--- START ---

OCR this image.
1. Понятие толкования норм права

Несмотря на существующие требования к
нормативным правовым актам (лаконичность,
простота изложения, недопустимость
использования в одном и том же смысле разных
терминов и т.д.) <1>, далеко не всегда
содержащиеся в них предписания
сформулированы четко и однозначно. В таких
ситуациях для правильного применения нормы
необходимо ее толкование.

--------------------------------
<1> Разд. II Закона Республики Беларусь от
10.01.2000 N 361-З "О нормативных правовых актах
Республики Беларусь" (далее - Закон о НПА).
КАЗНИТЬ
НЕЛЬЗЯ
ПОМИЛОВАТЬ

--- END ---

◆ What you are asked to do ◆
Retype the entries exactly, including every line.

◆ Final result ◆
OCR this image.
1. Понятие толкования норм права

Несмотря на существующие требования к
нормативным правовым актам (лаконичность,
простота изложения, недопустимость
использования в одном и том же смысле разных
терминов и т.д.) <1>, далеко не всегда
содержащиеся в них предписания
сформулированы четко и однозначно. В таких
ситуациях для правильного применения нормы
необходимо ее толкование.

--------------------------------
<1> Разд. II Закона Республики Беларусь от
10.01.2000 N 361-З "О нормативных правовых актах
Республики Беларусь" (далее - Закон о НПА).
КАЗНИТЬ
НЕЛЬЗЯ
ПОМИЛОВАТЬ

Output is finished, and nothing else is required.